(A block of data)
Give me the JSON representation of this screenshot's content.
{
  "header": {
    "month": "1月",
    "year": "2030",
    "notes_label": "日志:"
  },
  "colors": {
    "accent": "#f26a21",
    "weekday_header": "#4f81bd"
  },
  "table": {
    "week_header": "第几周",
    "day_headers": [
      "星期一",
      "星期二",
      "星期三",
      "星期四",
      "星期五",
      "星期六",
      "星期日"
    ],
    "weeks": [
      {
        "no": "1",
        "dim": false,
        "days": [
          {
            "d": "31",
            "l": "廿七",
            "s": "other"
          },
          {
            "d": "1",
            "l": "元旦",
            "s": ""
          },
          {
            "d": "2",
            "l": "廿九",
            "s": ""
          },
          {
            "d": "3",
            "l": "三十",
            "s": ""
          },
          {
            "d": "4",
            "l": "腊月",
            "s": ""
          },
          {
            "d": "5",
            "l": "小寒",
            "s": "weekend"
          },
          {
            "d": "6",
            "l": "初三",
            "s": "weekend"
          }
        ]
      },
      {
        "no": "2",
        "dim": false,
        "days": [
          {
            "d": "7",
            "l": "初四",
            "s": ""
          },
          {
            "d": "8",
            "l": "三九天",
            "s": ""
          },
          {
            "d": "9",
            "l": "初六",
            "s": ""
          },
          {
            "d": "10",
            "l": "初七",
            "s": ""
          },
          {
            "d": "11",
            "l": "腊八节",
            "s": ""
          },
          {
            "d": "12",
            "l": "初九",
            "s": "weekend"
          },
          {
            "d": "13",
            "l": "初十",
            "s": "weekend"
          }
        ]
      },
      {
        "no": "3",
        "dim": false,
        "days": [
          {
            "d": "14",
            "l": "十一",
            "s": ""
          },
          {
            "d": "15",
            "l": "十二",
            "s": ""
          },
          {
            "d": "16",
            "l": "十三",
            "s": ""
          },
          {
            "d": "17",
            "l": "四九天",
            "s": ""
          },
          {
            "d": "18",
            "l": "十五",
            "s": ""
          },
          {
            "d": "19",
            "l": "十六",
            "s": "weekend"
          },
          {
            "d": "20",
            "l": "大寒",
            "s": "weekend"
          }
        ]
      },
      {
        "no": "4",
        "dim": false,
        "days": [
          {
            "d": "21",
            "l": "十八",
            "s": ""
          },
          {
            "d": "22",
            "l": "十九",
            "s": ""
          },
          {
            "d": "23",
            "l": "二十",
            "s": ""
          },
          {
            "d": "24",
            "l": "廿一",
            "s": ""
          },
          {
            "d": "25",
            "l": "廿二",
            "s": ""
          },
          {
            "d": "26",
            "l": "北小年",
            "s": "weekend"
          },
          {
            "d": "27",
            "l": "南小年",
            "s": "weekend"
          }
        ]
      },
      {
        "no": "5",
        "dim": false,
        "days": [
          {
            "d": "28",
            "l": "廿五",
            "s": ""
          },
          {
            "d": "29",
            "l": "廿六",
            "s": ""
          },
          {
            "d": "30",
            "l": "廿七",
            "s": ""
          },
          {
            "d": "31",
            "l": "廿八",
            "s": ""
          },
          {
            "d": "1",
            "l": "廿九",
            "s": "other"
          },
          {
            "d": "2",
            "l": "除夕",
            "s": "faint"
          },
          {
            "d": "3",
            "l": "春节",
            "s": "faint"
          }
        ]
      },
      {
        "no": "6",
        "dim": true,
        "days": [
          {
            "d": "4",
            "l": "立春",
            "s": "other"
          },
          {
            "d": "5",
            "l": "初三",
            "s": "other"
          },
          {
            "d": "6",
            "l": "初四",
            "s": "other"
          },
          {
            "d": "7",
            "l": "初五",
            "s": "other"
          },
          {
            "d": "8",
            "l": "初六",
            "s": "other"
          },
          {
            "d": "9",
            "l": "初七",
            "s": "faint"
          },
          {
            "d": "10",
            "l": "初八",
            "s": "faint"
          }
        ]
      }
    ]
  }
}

CHALLENGE:
Please repeat the material above, word for word and in full.

RESULT FOR THIS TASK:
Give me the JSON representation of this screenshot's content.
{
  "header": {
    "month": "1月",
    "year": "2030",
    "notes_label": "日志:"
  },
  "colors": {
    "accent": "#f26a21",
    "weekday_header": "#4f81bd"
  },
  "table": {
    "week_header": "第几周",
    "day_headers": [
      "星期一",
      "星期二",
      "星期三",
      "星期四",
      "星期五",
      "星期六",
      "星期日"
    ],
    "weeks": [
      {
        "no": "1",
        "dim": false,
        "days": [
          {
            "d": "31",
            "l": "廿七",
            "s": "other"
          },
          {
            "d": "1",
            "l": "元旦",
            "s": ""
          },
          {
            "d": "2",
            "l": "廿九",
            "s": ""
          },
          {
            "d": "3",
            "l": "三十",
            "s": ""
          },
          {
            "d": "4",
            "l": "腊月",
            "s": ""
          },
          {
            "d": "5",
            "l": "小寒",
            "s": "weekend"
          },
          {
            "d": "6",
            "l": "初三",
            "s": "weekend"
          }
        ]
      },
      {
        "no": "2",
        "dim": false,
        "days": [
          {
            "d": "7",
            "l": "初四",
            "s": ""
          },
          {
            "d": "8",
            "l": "三九天",
            "s": ""
          },
          {
            "d": "9",
            "l": "初六",
            "s": ""
          },
          {
            "d": "10",
            "l": "初七",
            "s": ""
          },
          {
            "d": "11",
            "l": "腊八节",
            "s": ""
          },
          {
            "d": "12",
            "l": "初九",
            "s": "weekend"
          },
          {
            "d": "13",
            "l": "初十",
            "s": "weekend"
          }
        ]
      },
      {
        "no": "3",
        "dim": false,
        "days": [
          {
            "d": "14",
            "l": "十一",
            "s": ""
          },
          {
            "d": "15",
            "l": "十二",
            "s": ""
          },
          {
            "d": "16",
            "l": "十三",
            "s": ""
          },
          {
            "d": "17",
            "l": "四九天",
            "s": ""
          },
          {
            "d": "18",
            "l": "十五",
            "s": ""
          },
          {
            "d": "19",
            "l": "十六",
            "s": "weekend"
          },
          {
            "d": "20",
            "l": "大寒",
            "s": "weekend"
          }
        ]
      },
      {
        "no": "4",
        "dim": false,
        "days": [
          {
            "d": "21",
            "l": "十八",
            "s": ""
          },
          {
            "d": "22",
            "l": "十九",
            "s": ""
          },
          {
            "d": "23",
            "l": "二十",
            "s": ""
          },
          {
            "d": "24",
            "l": "廿一",
            "s": ""
          },
          {
            "d": "25",
            "l": "廿二",
            "s": ""
          },
          {
            "d": "26",
            "l": "北小年",
            "s": "weekend"
          },
          {
            "d": "27",
            "l": "南小年",
            "s": "weekend"
          }
        ]
      },
      {
        "no": "5",
        "dim": false,
        "days": [
          {
            "d": "28",
            "l": "廿五",
            "s": ""
          },
          {
            "d": "29",
            "l": "廿六",
            "s": ""
          },
          {
            "d": "30",
            "l": "廿七",
            "s": ""
          },
          {
            "d": "31",
            "l": "廿八",
            "s": ""
          },
          {
            "d": "1",
            "l": "廿九",
            "s": "other"
          },
          {
            "d": "2",
            "l": "除夕",
            "s": "faint"
          },
          {
            "d": "3",
            "l": "春节",
            "s": "faint"
          }
        ]
      },
      {
        "no": "6",
        "dim": true,
        "days": [
          {
            "d": "4",
            "l": "立春",
            "s": "other"
          },
          {
            "d": "5",
            "l": "初三",
            "s": "other"
          },
          {
            "d": "6",
            "l": "初四",
            "s": "other"
          },
          {
            "d": "7",
            "l": "初五",
            "s": "other"
          },
          {
            "d": "8",
            "l": "初六",
            "s": "other"
          },
          {
            "d": "9",
            "l": "初七",
            "s": "faint"
          },
          {
            "d": "10",
            "l": "初八",
            "s": "faint"
          }
        ]
      }
    ]
  }
}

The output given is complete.